BRIEF
The records below must be output exactly, without pictures.

DATA EXTRACT
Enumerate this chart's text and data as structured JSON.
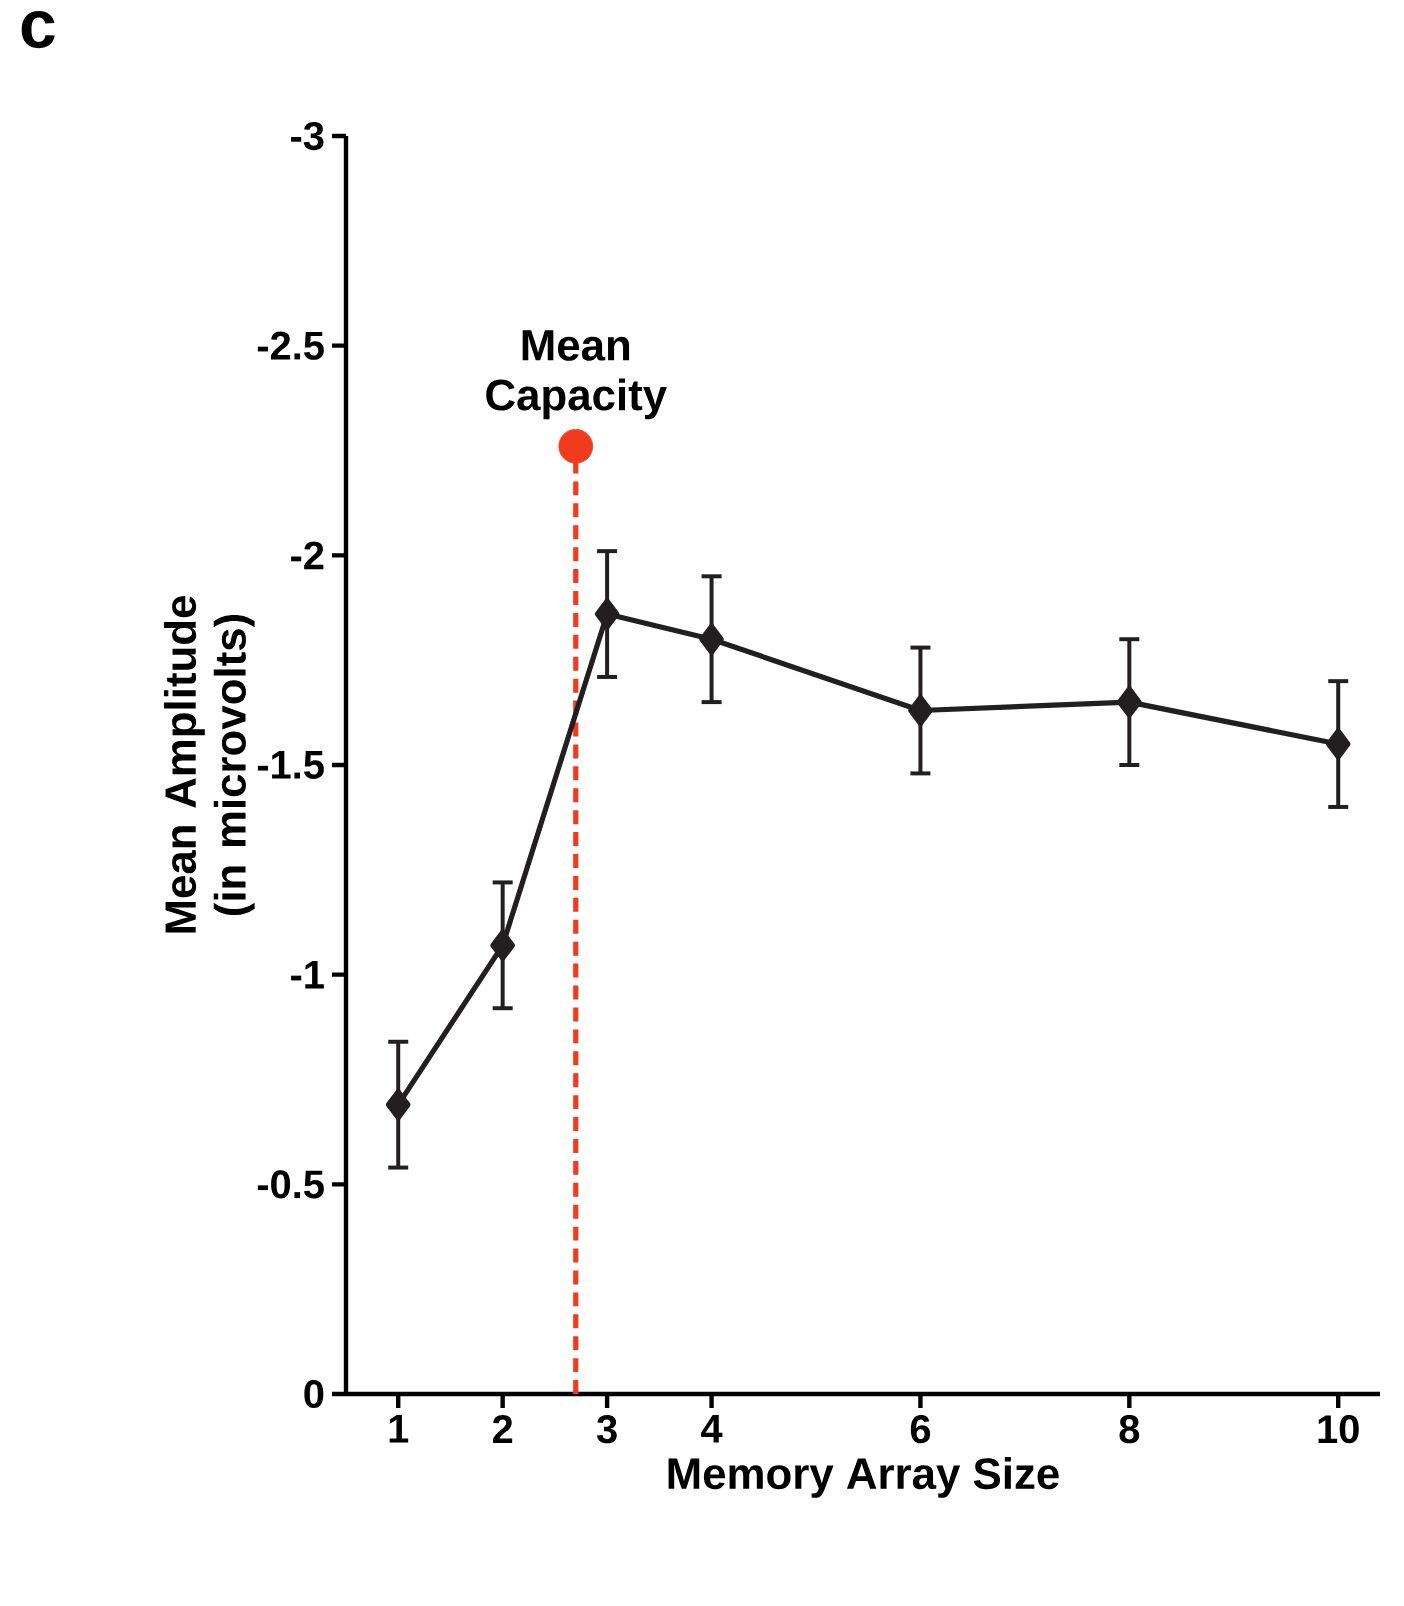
{
  "chart_data": {
    "type": "line",
    "xlabel": "Memory Array Size",
    "ylabel": "Mean Amplitude (in microvolts)",
    "xlim": [
      0.5,
      10.4
    ],
    "xticks": [
      1,
      2,
      3,
      4,
      6,
      8,
      10
    ],
    "ylim": [
      0,
      -3
    ],
    "yticks": [
      -3,
      -2.5,
      -2,
      -1.5,
      -1,
      -0.5,
      0
    ],
    "series": [
      {
        "type": "line",
        "x": [
          2.7,
          2.7
        ],
        "values": [
          0,
          -2.26
        ],
        "color": "#f23a1f",
        "line_style": "dashed",
        "marker": "none"
      },
      {
        "type": "scatter",
        "x": [
          2.7
        ],
        "values": [
          -2.26
        ],
        "color": "#f23a1f",
        "marker": "circle"
      },
      {
        "x": [
          1,
          2,
          3,
          4,
          6,
          8,
          10
        ],
        "values": [
          -0.69,
          -1.07,
          -1.86,
          -1.8,
          -1.63,
          -1.65,
          -1.55
        ],
        "errors": [
          0.15,
          0.15,
          0.15,
          0.15,
          0.15,
          0.15,
          0.15
        ],
        "color": "#231f20",
        "line_style": "solid",
        "marker": "diamond"
      }
    ],
    "annotations": [
      "c",
      {
        "text": "Mean Capacity",
        "x": 2.7,
        "y": -2.26
      }
    ]
  }
}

OUTPUT FOR THIS EXERCISE
Enumerate this chart's text and data as structured JSON.
{
  "chart_data": {
    "type": "line",
    "xlabel": "Memory Array Size",
    "ylabel": "Mean Amplitude (in microvolts)",
    "xlim": [
      0.5,
      10.4
    ],
    "xticks": [
      1,
      2,
      3,
      4,
      6,
      8,
      10
    ],
    "ylim": [
      0,
      -3
    ],
    "yticks": [
      -3,
      -2.5,
      -2,
      -1.5,
      -1,
      -0.5,
      0
    ],
    "series": [
      {
        "type": "line",
        "x": [
          2.7,
          2.7
        ],
        "values": [
          0,
          -2.26
        ],
        "color": "#f23a1f",
        "line_style": "dashed",
        "marker": "none"
      },
      {
        "type": "scatter",
        "x": [
          2.7
        ],
        "values": [
          -2.26
        ],
        "color": "#f23a1f",
        "marker": "circle"
      },
      {
        "x": [
          1,
          2,
          3,
          4,
          6,
          8,
          10
        ],
        "values": [
          -0.69,
          -1.07,
          -1.86,
          -1.8,
          -1.63,
          -1.65,
          -1.55
        ],
        "errors": [
          0.15,
          0.15,
          0.15,
          0.15,
          0.15,
          0.15,
          0.15
        ],
        "color": "#231f20",
        "line_style": "solid",
        "marker": "diamond"
      }
    ],
    "annotations": [
      "c",
      {
        "text": "Mean Capacity",
        "x": 2.7,
        "y": -2.26
      }
    ]
  }
}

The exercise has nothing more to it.